#### Written problem
Write out every one of the saved data entries below, reproducing each line word for word without any changes.

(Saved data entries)
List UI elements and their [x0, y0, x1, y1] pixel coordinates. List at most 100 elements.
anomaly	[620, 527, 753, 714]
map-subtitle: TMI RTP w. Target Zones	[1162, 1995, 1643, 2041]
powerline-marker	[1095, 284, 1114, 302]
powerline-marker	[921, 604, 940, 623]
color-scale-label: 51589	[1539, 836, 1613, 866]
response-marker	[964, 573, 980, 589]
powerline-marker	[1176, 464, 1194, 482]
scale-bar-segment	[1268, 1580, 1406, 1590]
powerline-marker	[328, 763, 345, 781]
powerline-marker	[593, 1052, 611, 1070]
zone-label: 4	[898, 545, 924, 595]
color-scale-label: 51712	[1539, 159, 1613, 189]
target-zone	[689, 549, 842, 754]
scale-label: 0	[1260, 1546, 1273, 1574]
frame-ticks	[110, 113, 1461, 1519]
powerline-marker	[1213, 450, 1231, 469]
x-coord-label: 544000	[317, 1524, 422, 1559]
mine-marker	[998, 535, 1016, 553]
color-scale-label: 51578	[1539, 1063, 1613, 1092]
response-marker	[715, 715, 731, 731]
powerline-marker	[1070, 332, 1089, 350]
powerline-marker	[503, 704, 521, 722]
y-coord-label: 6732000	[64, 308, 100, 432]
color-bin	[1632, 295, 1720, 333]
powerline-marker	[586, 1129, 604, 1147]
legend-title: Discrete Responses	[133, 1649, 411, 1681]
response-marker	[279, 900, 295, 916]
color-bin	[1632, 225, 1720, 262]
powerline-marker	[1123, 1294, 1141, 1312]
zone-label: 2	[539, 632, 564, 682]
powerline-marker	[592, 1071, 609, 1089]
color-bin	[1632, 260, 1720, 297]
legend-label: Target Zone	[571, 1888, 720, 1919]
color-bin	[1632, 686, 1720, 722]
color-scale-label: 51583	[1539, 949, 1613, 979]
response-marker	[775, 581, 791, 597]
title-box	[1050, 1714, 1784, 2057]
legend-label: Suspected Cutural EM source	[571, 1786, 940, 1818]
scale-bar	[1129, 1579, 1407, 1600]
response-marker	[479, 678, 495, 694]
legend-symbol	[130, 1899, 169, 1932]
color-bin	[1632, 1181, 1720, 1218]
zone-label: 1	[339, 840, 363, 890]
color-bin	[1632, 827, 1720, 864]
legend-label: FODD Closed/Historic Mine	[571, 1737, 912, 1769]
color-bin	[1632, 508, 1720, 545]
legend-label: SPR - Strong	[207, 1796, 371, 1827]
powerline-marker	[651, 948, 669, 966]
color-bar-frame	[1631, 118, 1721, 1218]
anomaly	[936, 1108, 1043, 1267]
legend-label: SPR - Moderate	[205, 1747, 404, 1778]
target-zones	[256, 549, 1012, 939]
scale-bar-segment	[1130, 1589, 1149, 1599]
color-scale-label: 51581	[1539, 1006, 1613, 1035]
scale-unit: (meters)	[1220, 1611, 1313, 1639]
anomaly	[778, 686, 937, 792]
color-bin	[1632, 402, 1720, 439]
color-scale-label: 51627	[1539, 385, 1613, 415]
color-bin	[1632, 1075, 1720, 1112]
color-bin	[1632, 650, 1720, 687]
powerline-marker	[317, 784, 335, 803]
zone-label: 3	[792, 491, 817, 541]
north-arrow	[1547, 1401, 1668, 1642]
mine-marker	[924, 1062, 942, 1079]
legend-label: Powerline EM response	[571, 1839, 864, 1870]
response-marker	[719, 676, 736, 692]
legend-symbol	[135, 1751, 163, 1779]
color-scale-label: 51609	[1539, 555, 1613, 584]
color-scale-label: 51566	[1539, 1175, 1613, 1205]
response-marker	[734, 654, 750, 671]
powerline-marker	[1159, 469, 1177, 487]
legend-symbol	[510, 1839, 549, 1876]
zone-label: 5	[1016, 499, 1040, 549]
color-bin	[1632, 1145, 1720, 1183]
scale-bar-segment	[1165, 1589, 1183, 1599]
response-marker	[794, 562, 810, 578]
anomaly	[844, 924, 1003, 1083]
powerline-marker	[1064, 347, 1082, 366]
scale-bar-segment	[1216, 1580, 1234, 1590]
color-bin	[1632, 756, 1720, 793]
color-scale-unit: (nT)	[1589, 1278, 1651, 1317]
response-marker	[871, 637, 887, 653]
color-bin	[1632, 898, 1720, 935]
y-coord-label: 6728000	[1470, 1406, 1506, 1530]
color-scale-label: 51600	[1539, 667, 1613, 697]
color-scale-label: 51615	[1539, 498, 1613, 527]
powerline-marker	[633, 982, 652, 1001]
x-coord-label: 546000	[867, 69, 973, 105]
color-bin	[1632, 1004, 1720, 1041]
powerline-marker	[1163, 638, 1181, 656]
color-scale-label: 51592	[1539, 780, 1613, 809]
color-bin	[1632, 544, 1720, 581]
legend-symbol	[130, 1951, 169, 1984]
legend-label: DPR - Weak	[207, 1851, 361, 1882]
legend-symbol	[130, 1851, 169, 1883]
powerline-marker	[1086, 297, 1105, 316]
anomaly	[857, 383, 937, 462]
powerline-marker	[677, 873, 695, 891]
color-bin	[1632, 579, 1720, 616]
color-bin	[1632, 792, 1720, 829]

#### Written response
List UI elements and their [x0, y0, x1, y1] pixel coordinates. List at most 100 elements.
anomaly	[620, 527, 753, 714]
map-subtitle: TMI RTP w. Target Zones	[1162, 1995, 1643, 2041]
powerline-marker	[1095, 284, 1114, 302]
powerline-marker	[921, 604, 940, 623]
color-scale-label: 51589	[1539, 836, 1613, 866]
response-marker	[964, 573, 980, 589]
powerline-marker	[1176, 464, 1194, 482]
scale-bar-segment	[1268, 1580, 1406, 1590]
powerline-marker	[328, 763, 345, 781]
powerline-marker	[593, 1052, 611, 1070]
zone-label: 4	[898, 545, 924, 595]
color-scale-label: 51712	[1539, 159, 1613, 189]
target-zone	[689, 549, 842, 754]
scale-label: 0	[1260, 1546, 1273, 1574]
frame-ticks	[110, 113, 1461, 1519]
powerline-marker	[1213, 450, 1231, 469]
x-coord-label: 544000	[317, 1524, 422, 1559]
mine-marker	[998, 535, 1016, 553]
color-scale-label: 51578	[1539, 1063, 1613, 1092]
response-marker	[715, 715, 731, 731]
powerline-marker	[1070, 332, 1089, 350]
powerline-marker	[503, 704, 521, 722]
y-coord-label: 6732000	[64, 308, 100, 432]
color-bin	[1632, 295, 1720, 333]
powerline-marker	[586, 1129, 604, 1147]
legend-title: Discrete Responses	[133, 1649, 411, 1681]
response-marker	[279, 900, 295, 916]
color-bin	[1632, 225, 1720, 262]
powerline-marker	[1123, 1294, 1141, 1312]
zone-label: 2	[539, 632, 564, 682]
powerline-marker	[592, 1071, 609, 1089]
color-bin	[1632, 260, 1720, 297]
legend-label: Target Zone	[571, 1888, 720, 1919]
color-bin	[1632, 686, 1720, 722]
color-scale-label: 51583	[1539, 949, 1613, 979]
response-marker	[775, 581, 791, 597]
title-box	[1050, 1714, 1784, 2057]
legend-label: Suspected Cutural EM source	[571, 1786, 940, 1818]
scale-bar	[1129, 1579, 1407, 1600]
response-marker	[479, 678, 495, 694]
legend-symbol	[130, 1899, 169, 1932]
color-bin	[1632, 1181, 1720, 1218]
zone-label: 1	[339, 840, 363, 890]
color-bin	[1632, 827, 1720, 864]
legend-label: FODD Closed/Historic Mine	[571, 1737, 912, 1769]
color-bin	[1632, 508, 1720, 545]
legend-label: SPR - Strong	[207, 1796, 371, 1827]
powerline-marker	[651, 948, 669, 966]
color-bar-frame	[1631, 118, 1721, 1218]
anomaly	[936, 1108, 1043, 1267]
legend-label: SPR - Moderate	[205, 1747, 404, 1778]
target-zones	[256, 549, 1012, 939]
scale-bar-segment	[1130, 1589, 1149, 1599]
color-scale-label: 51581	[1539, 1006, 1613, 1035]
scale-unit: (meters)	[1220, 1611, 1313, 1639]
anomaly	[778, 686, 937, 792]
color-bin	[1632, 402, 1720, 439]
color-scale-label: 51627	[1539, 385, 1613, 415]
color-bin	[1632, 1075, 1720, 1112]
color-bin	[1632, 650, 1720, 687]
powerline-marker	[317, 784, 335, 803]
zone-label: 3	[792, 491, 817, 541]
north-arrow	[1547, 1401, 1668, 1642]
mine-marker	[924, 1062, 942, 1079]
legend-label: Powerline EM response	[571, 1839, 864, 1870]
response-marker	[719, 676, 736, 692]
legend-symbol	[135, 1751, 163, 1779]
color-scale-label: 51609	[1539, 555, 1613, 584]
color-scale-label: 51566	[1539, 1175, 1613, 1205]
response-marker	[734, 654, 750, 671]
powerline-marker	[1159, 469, 1177, 487]
legend-symbol	[510, 1839, 549, 1876]
zone-label: 5	[1016, 499, 1040, 549]
color-bin	[1632, 1145, 1720, 1183]
scale-bar-segment	[1165, 1589, 1183, 1599]
response-marker	[794, 562, 810, 578]
anomaly	[844, 924, 1003, 1083]
powerline-marker	[1064, 347, 1082, 366]
scale-bar-segment	[1216, 1580, 1234, 1590]
color-bin	[1632, 756, 1720, 793]
color-scale-unit: (nT)	[1589, 1278, 1651, 1317]
response-marker	[871, 637, 887, 653]
color-bin	[1632, 898, 1720, 935]
y-coord-label: 6728000	[1470, 1406, 1506, 1530]
color-scale-label: 51600	[1539, 667, 1613, 697]
color-scale-label: 51615	[1539, 498, 1613, 527]
powerline-marker	[633, 982, 652, 1001]
x-coord-label: 546000	[867, 69, 973, 105]
color-bin	[1632, 1004, 1720, 1041]
powerline-marker	[1163, 638, 1181, 656]
color-scale-label: 51592	[1539, 780, 1613, 809]
color-bin	[1632, 544, 1720, 581]
legend-symbol	[130, 1951, 169, 1984]
legend-label: DPR - Weak	[207, 1851, 361, 1882]
legend-symbol	[130, 1851, 169, 1883]
powerline-marker	[1086, 297, 1105, 316]
anomaly	[857, 383, 937, 462]
powerline-marker	[677, 873, 695, 891]
color-bin	[1632, 579, 1720, 616]
color-bin	[1632, 792, 1720, 829]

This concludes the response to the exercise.